INSTRUCTIONS FOR THE TASK =
Repeat the listing that follows, character for character, minus the pictures.

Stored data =
|---|

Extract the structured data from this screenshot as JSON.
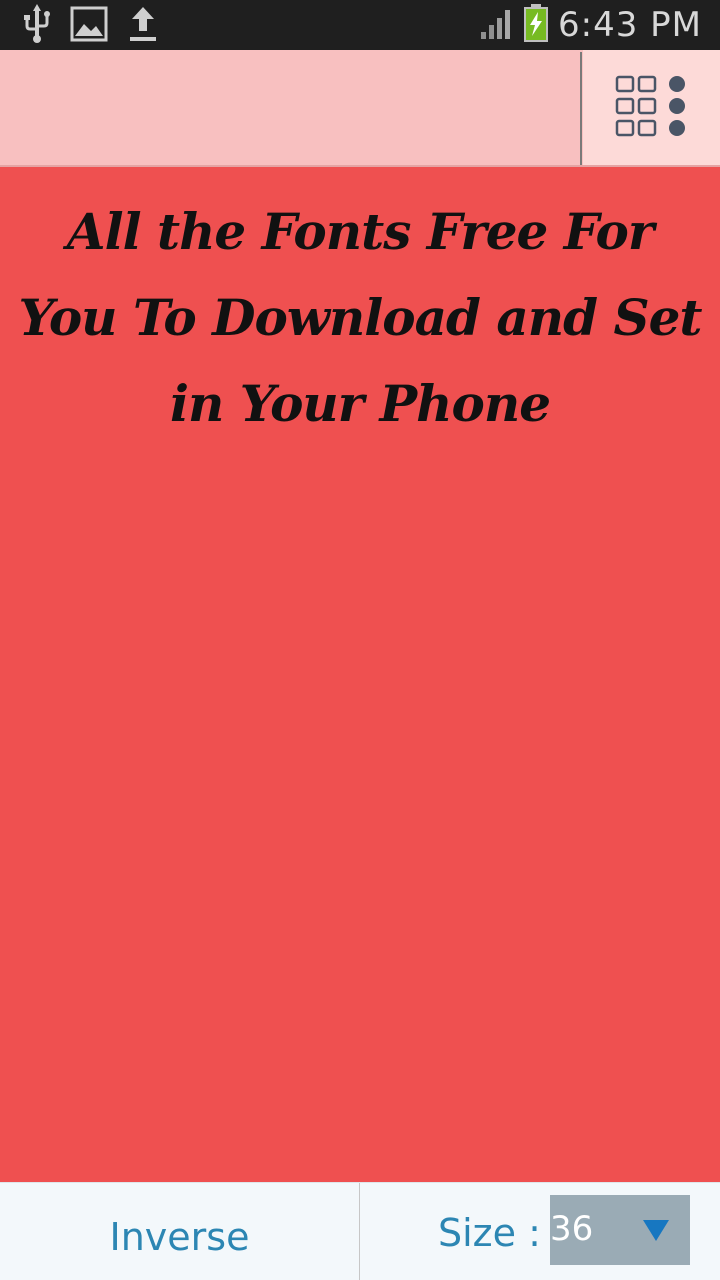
{
  "status_bar": {
    "time": "6:43 PM",
    "left_icons": [
      "usb-icon",
      "image-icon",
      "upload-icon"
    ],
    "right_icons": [
      "signal-icon",
      "battery-charging-icon"
    ]
  },
  "top_bar": {
    "menu_icon": "grid-menu-icon"
  },
  "preview": {
    "text": "All the Fonts Free For You To Download and Set in Your Phone"
  },
  "bottom_bar": {
    "inverse_label": "Inverse",
    "size_label": "Size :",
    "size_value": "36",
    "dropdown_icon": "triangle-down-icon"
  },
  "colors": {
    "status_bar": "#1f1f1f",
    "top_bar": "#f8c0c0",
    "menu_button_bg": "#fddad8",
    "content_bg": "#ef5050",
    "bottom_bar": "#f3f8fb",
    "accent_text": "#2c86b3",
    "select_bg": "#9aabb5",
    "arrow": "#1777c1"
  }
}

|---|

ANSWER FOR THIS EXERCISE =
Extract the structured data from this screenshot as JSON.
{
  "status_bar": {
    "time": "6:43 PM",
    "left_icons": [
      "usb-icon",
      "image-icon",
      "upload-icon"
    ],
    "right_icons": [
      "signal-icon",
      "battery-charging-icon"
    ]
  },
  "top_bar": {
    "menu_icon": "grid-menu-icon"
  },
  "preview": {
    "text": "All the Fonts Free For You To Download and Set in Your Phone"
  },
  "bottom_bar": {
    "inverse_label": "Inverse",
    "size_label": "Size :",
    "size_value": "36",
    "dropdown_icon": "triangle-down-icon"
  },
  "colors": {
    "status_bar": "#1f1f1f",
    "top_bar": "#f8c0c0",
    "menu_button_bg": "#fddad8",
    "content_bg": "#ef5050",
    "bottom_bar": "#f3f8fb",
    "accent_text": "#2c86b3",
    "select_bg": "#9aabb5",
    "arrow": "#1777c1"
  }
}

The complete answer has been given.